━━ Records provided
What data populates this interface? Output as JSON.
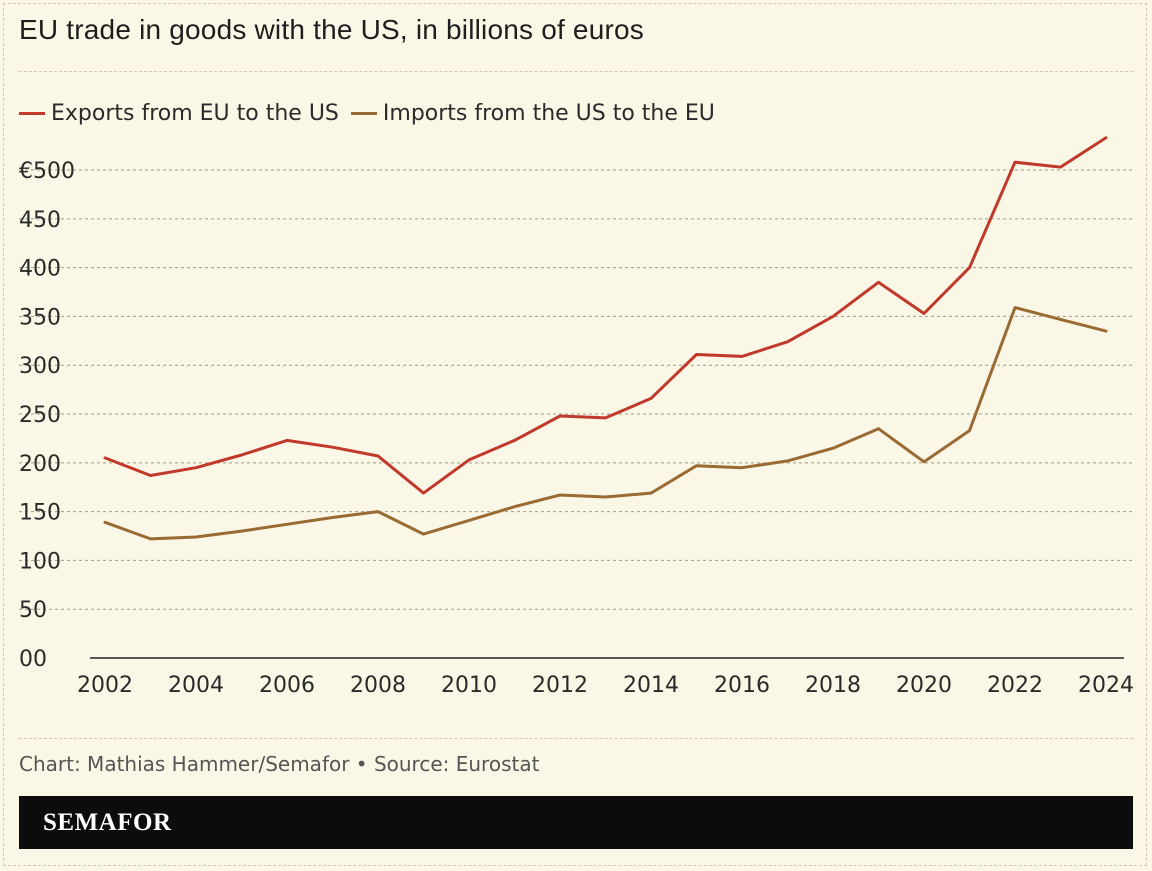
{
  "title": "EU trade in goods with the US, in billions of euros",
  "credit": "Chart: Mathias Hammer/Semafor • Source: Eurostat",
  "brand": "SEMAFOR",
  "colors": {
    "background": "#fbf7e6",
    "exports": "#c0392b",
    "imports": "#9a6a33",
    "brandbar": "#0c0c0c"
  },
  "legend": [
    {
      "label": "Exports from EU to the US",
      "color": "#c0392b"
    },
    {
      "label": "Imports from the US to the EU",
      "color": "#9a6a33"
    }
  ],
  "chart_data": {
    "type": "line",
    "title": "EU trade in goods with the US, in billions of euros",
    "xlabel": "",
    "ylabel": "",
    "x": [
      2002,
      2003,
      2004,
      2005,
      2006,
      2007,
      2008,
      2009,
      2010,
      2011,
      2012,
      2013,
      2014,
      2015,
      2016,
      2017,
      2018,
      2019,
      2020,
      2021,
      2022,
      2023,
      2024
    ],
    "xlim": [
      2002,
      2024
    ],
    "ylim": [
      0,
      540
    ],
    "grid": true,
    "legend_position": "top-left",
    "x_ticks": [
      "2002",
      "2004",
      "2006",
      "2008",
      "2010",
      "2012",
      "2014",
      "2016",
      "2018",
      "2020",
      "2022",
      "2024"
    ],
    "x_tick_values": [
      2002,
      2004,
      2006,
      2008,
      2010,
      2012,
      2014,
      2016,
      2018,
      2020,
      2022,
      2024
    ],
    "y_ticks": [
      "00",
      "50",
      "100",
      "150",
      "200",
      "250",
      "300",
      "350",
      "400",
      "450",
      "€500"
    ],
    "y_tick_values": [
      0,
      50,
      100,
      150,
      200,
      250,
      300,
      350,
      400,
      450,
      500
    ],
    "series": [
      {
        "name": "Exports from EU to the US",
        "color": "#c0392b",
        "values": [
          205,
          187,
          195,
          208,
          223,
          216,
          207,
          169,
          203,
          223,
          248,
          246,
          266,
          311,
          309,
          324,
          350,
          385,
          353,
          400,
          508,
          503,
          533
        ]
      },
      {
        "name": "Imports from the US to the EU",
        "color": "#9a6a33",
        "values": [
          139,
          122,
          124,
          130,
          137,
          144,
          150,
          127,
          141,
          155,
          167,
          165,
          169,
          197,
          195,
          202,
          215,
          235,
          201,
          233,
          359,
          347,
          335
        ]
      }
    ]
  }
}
━━━━
━━ Records provided
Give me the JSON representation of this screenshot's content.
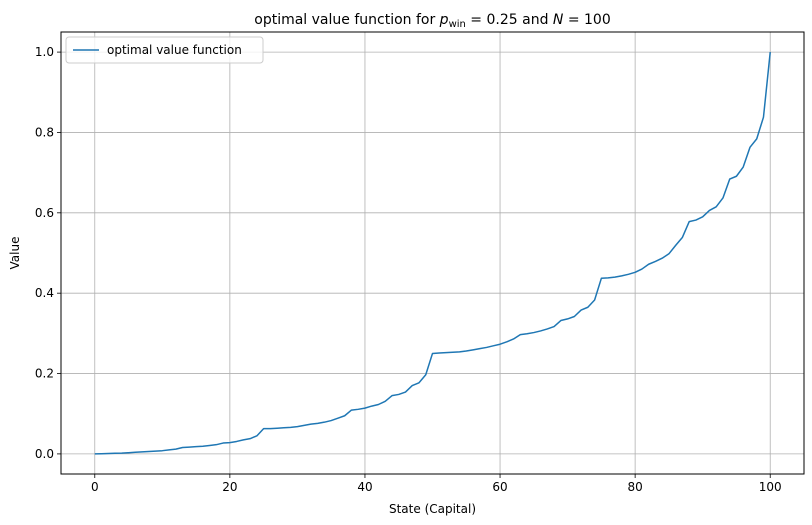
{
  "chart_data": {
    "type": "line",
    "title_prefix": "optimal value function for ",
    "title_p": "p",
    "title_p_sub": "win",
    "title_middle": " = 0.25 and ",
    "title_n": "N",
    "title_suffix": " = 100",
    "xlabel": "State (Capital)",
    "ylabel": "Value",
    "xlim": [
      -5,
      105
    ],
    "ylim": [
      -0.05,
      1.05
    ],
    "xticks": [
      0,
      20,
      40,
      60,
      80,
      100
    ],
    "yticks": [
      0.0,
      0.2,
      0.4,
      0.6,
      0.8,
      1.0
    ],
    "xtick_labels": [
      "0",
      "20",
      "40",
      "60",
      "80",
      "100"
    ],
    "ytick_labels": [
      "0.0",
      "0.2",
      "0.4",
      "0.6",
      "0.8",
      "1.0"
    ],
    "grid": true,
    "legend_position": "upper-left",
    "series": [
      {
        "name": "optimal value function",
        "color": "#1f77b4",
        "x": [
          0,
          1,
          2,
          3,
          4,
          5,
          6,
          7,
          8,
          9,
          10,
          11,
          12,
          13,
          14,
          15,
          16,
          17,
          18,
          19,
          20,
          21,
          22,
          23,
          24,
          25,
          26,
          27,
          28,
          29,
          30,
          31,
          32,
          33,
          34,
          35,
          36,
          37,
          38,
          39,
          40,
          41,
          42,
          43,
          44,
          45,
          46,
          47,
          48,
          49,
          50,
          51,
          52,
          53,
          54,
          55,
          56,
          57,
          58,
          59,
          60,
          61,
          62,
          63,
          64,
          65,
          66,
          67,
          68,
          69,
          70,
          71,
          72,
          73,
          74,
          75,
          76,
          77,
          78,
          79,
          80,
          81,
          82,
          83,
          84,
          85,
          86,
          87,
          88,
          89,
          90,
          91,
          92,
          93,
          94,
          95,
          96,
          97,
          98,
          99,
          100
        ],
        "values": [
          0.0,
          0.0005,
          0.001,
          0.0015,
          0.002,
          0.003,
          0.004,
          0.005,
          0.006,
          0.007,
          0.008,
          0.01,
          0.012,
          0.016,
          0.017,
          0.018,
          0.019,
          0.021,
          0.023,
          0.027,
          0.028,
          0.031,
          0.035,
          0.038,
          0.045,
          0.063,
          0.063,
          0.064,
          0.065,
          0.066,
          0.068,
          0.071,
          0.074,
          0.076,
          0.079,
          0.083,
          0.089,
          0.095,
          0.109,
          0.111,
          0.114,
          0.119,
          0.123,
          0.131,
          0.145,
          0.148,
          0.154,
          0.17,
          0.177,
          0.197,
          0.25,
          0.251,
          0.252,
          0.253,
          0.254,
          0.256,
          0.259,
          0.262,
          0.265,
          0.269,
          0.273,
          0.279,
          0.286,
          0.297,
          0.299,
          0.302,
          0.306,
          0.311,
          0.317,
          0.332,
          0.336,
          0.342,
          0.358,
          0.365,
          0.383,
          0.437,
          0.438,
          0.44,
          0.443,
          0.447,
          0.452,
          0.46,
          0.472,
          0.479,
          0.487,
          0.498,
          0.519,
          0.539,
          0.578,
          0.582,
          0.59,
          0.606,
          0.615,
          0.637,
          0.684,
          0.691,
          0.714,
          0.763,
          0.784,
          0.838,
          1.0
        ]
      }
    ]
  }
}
━━━━
#### Work instructions
State the number of lines in this listing that contain the string "name", and add nothing else.

#### Written answer
3